STORED DATA

☆ ☆ ☆ ☆ ☆

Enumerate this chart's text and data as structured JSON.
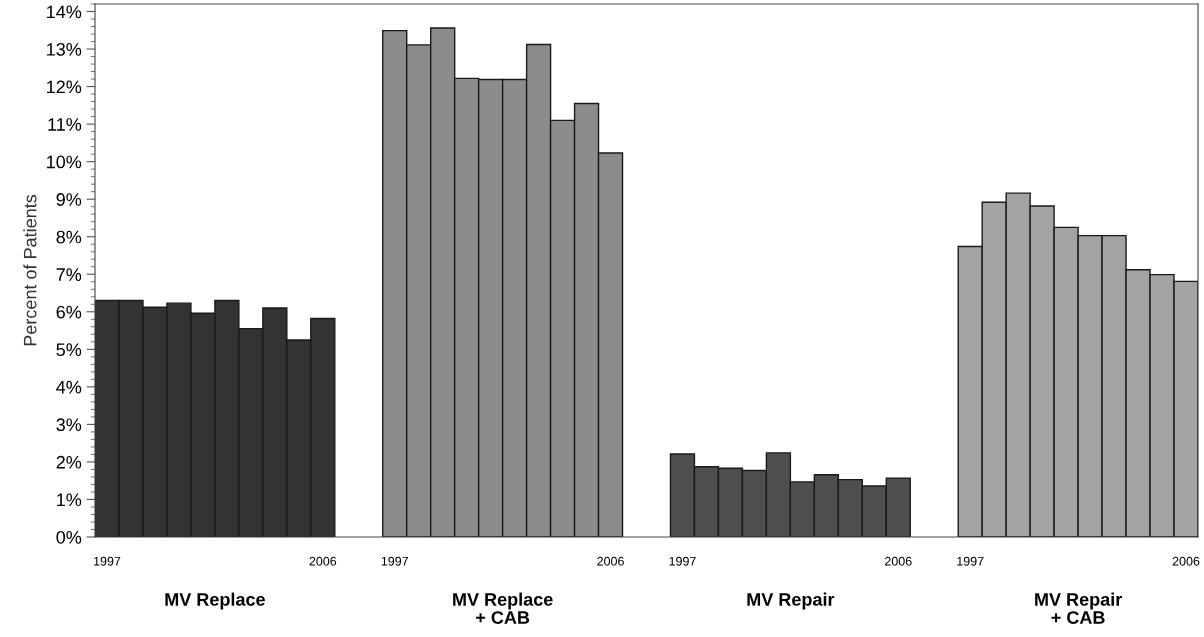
{
  "chart_data": {
    "type": "bar",
    "ylabel": "Percent of Patients",
    "categories": [
      "1997",
      null,
      null,
      null,
      null,
      null,
      null,
      null,
      null,
      "2006",
      null,
      null,
      "1997",
      null,
      null,
      null,
      null,
      null,
      null,
      null,
      null,
      "2006",
      null,
      null,
      "1997",
      null,
      null,
      null,
      null,
      null,
      null,
      null,
      null,
      "2006",
      null,
      null,
      "1997",
      null,
      null,
      null,
      null,
      null,
      null,
      null,
      null,
      "2006"
    ],
    "values": [
      6.3,
      6.3,
      6.12,
      6.23,
      5.96,
      6.3,
      5.55,
      6.1,
      5.25,
      5.82,
      null,
      null,
      13.49,
      13.11,
      13.56,
      12.22,
      12.19,
      12.19,
      13.12,
      11.1,
      11.55,
      10.23,
      null,
      null,
      2.21,
      1.87,
      1.83,
      1.77,
      2.24,
      1.47,
      1.66,
      1.53,
      1.36,
      1.57,
      null,
      null,
      7.74,
      8.92,
      9.16,
      8.82,
      8.25,
      8.03,
      8.03,
      7.12,
      6.99,
      6.81
    ],
    "colors": [
      "#333333",
      "#333333",
      "#333333",
      "#333333",
      "#333333",
      "#333333",
      "#333333",
      "#333333",
      "#333333",
      "#333333",
      null,
      null,
      "#8c8c8c",
      "#8c8c8c",
      "#8c8c8c",
      "#8c8c8c",
      "#8c8c8c",
      "#8c8c8c",
      "#8c8c8c",
      "#8c8c8c",
      "#8c8c8c",
      "#8c8c8c",
      null,
      null,
      "#4f4f4f",
      "#4f4f4f",
      "#4f4f4f",
      "#4f4f4f",
      "#4f4f4f",
      "#4f4f4f",
      "#4f4f4f",
      "#4f4f4f",
      "#4f4f4f",
      "#4f4f4f",
      null,
      null,
      "#a3a3a3",
      "#a3a3a3",
      "#a3a3a3",
      "#a3a3a3",
      "#a3a3a3",
      "#a3a3a3",
      "#a3a3a3",
      "#a3a3a3",
      "#a3a3a3",
      "#a3a3a3"
    ],
    "ylim": [
      0,
      14.2
    ],
    "yticks": [
      {
        "value": 0,
        "label": "0%"
      },
      {
        "value": 1,
        "label": "1%"
      },
      {
        "value": 2,
        "label": "2%"
      },
      {
        "value": 3,
        "label": "3%"
      },
      {
        "value": 4,
        "label": "4%"
      },
      {
        "value": 5,
        "label": "5%"
      },
      {
        "value": 6,
        "label": "6%"
      },
      {
        "value": 7,
        "label": "7%"
      },
      {
        "value": 8,
        "label": "8%"
      },
      {
        "value": 9,
        "label": "9%"
      },
      {
        "value": 10,
        "label": "10%"
      },
      {
        "value": 11,
        "label": "11%"
      },
      {
        "value": 12,
        "label": "12%"
      },
      {
        "value": 13,
        "label": "13%"
      },
      {
        "value": 14,
        "label": "14%"
      }
    ],
    "annotations": [
      "MV Replace",
      "MV Replace\n+ CAB",
      "MV Repair",
      "MV Repair\n+ CAB"
    ],
    "grid": false
  }
}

☆ ☆ ☆ ☆ ☆

PROBLEM STATEMENT
Repeat, exactly and in full, all the material above except its pictures.

ANSWER BOX
Enumerate this chart's text and data as structured JSON.
{
  "chart_data": {
    "type": "bar",
    "ylabel": "Percent of Patients",
    "categories": [
      "1997",
      null,
      null,
      null,
      null,
      null,
      null,
      null,
      null,
      "2006",
      null,
      null,
      "1997",
      null,
      null,
      null,
      null,
      null,
      null,
      null,
      null,
      "2006",
      null,
      null,
      "1997",
      null,
      null,
      null,
      null,
      null,
      null,
      null,
      null,
      "2006",
      null,
      null,
      "1997",
      null,
      null,
      null,
      null,
      null,
      null,
      null,
      null,
      "2006"
    ],
    "values": [
      6.3,
      6.3,
      6.12,
      6.23,
      5.96,
      6.3,
      5.55,
      6.1,
      5.25,
      5.82,
      null,
      null,
      13.49,
      13.11,
      13.56,
      12.22,
      12.19,
      12.19,
      13.12,
      11.1,
      11.55,
      10.23,
      null,
      null,
      2.21,
      1.87,
      1.83,
      1.77,
      2.24,
      1.47,
      1.66,
      1.53,
      1.36,
      1.57,
      null,
      null,
      7.74,
      8.92,
      9.16,
      8.82,
      8.25,
      8.03,
      8.03,
      7.12,
      6.99,
      6.81
    ],
    "colors": [
      "#333333",
      "#333333",
      "#333333",
      "#333333",
      "#333333",
      "#333333",
      "#333333",
      "#333333",
      "#333333",
      "#333333",
      null,
      null,
      "#8c8c8c",
      "#8c8c8c",
      "#8c8c8c",
      "#8c8c8c",
      "#8c8c8c",
      "#8c8c8c",
      "#8c8c8c",
      "#8c8c8c",
      "#8c8c8c",
      "#8c8c8c",
      null,
      null,
      "#4f4f4f",
      "#4f4f4f",
      "#4f4f4f",
      "#4f4f4f",
      "#4f4f4f",
      "#4f4f4f",
      "#4f4f4f",
      "#4f4f4f",
      "#4f4f4f",
      "#4f4f4f",
      null,
      null,
      "#a3a3a3",
      "#a3a3a3",
      "#a3a3a3",
      "#a3a3a3",
      "#a3a3a3",
      "#a3a3a3",
      "#a3a3a3",
      "#a3a3a3",
      "#a3a3a3",
      "#a3a3a3"
    ],
    "ylim": [
      0,
      14.2
    ],
    "yticks": [
      {
        "value": 0,
        "label": "0%"
      },
      {
        "value": 1,
        "label": "1%"
      },
      {
        "value": 2,
        "label": "2%"
      },
      {
        "value": 3,
        "label": "3%"
      },
      {
        "value": 4,
        "label": "4%"
      },
      {
        "value": 5,
        "label": "5%"
      },
      {
        "value": 6,
        "label": "6%"
      },
      {
        "value": 7,
        "label": "7%"
      },
      {
        "value": 8,
        "label": "8%"
      },
      {
        "value": 9,
        "label": "9%"
      },
      {
        "value": 10,
        "label": "10%"
      },
      {
        "value": 11,
        "label": "11%"
      },
      {
        "value": 12,
        "label": "12%"
      },
      {
        "value": 13,
        "label": "13%"
      },
      {
        "value": 14,
        "label": "14%"
      }
    ],
    "annotations": [
      "MV Replace",
      "MV Replace\n+ CAB",
      "MV Repair",
      "MV Repair\n+ CAB"
    ],
    "grid": false
  }
}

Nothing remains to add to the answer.